Where a line of the listing below includes the word "项目名称", reproduce that line.

Dataset extract:

----

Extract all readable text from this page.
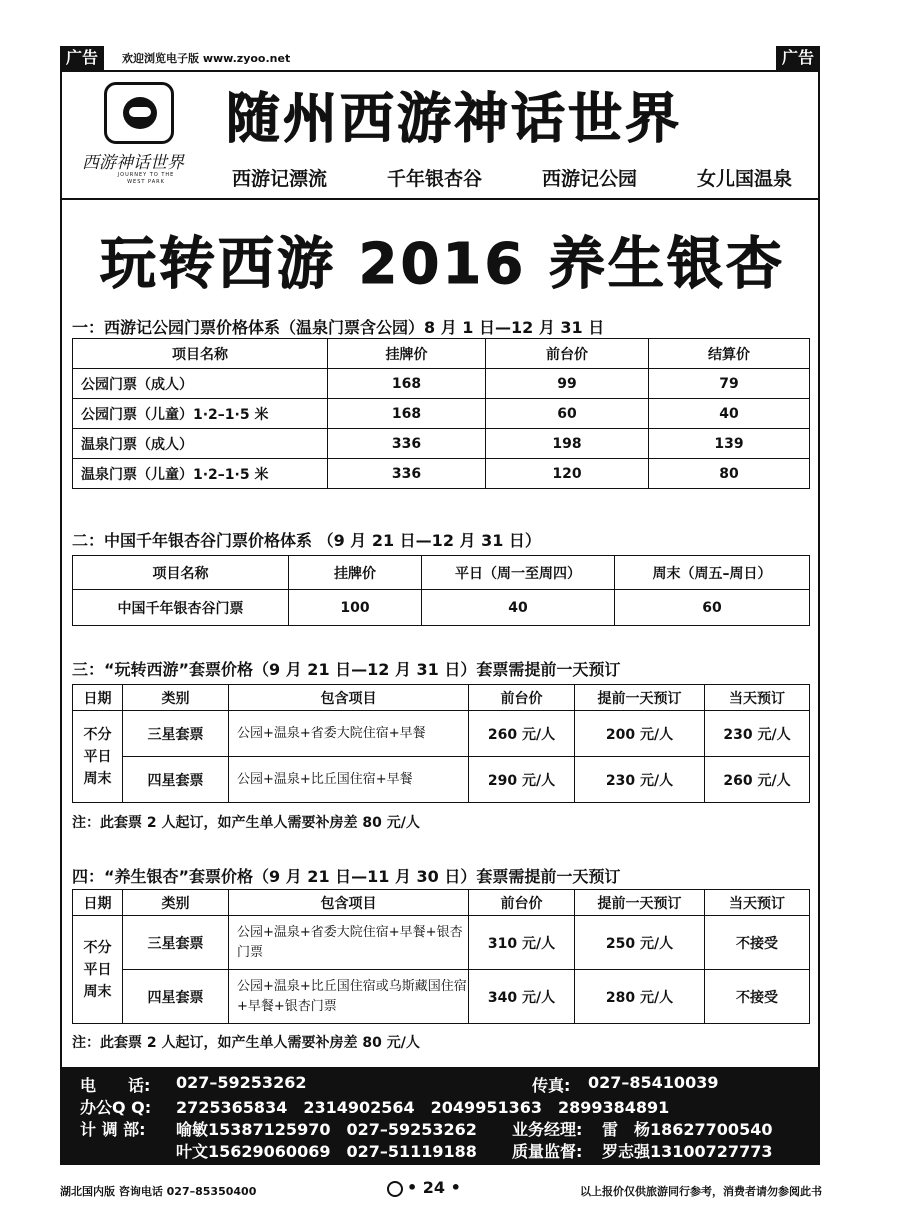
广告	欢迎浏览电子版 www.zyoo.net	广告
西游神话世界
JOURNEY TO THE WEST PARK
随州西游神话世界
西游记漂流	千年银杏谷	西游记公园	女儿国温泉
玩转西游 2016 养生银杏
一：西游记公园门票价格体系（温泉门票含公园）8 月 1 日—12 月 31 日
项目名称	挂牌价	前台价	结算价
公园门票（成人）	168	99	79
公园门票（儿童）1·2–1·5 米	168	60	40
温泉门票（成人）	336	198	139
温泉门票（儿童）1·2–1·5 米	336	120	80
二：中国千年银杏谷门票价格体系 （9 月 21 日—12 月 31 日）
项目名称	挂牌价	平日（周一至周四）	周末（周五–周日）
中国千年银杏谷门票	100	40	60
三：“玩转西游”套票价格（9 月 21 日—12 月 31 日）套票需提前一天预订
日期	类别	包含项目	前台价	提前一天预订	当天预订
不分平日周末	三星套票	公园+温泉+省委大院住宿+早餐	260 元/人	200 元/人	230 元/人
	四星套票	公园+温泉+比丘国住宿+早餐	290 元/人	230 元/人	260 元/人
注：此套票 2 人起订，如产生单人需要补房差 80 元/人
四：“养生银杏”套票价格（9 月 21 日—11 月 30 日）套票需提前一天预订
日期	类别	包含项目	前台价	提前一天预订	当天预订
不分平日周末	三星套票	公园+温泉+省委大院住宿+早餐+银杏门票	310 元/人	250 元/人	不接受
	四星套票	公园+温泉+比丘国住宿或乌斯藏国住宿+早餐+银杏门票	340 元/人	280 元/人	不接受
注：此套票 2 人起订，如产生单人需要补房差 80 元/人
电　　话: 027–59253262	传真: 027–85410039
办公Q Q: 2725365834　2314902564　2049951363　2899384891
计 调 部: 喻敏15387125970　027–59253262
叶文15629060069　027–51119188
业务经理: 雷　杨18627700540
质量监督: 罗志强13100727773
湖北国内版 咨询电话 027–85350400	• 24 •	以上报价仅供旅游同行参考，消费者请勿参阅此书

----

Written solution:
项目名称	挂牌价	前台价	结算价
项目名称	挂牌价	平日（周一至周四）	周末（周五–周日）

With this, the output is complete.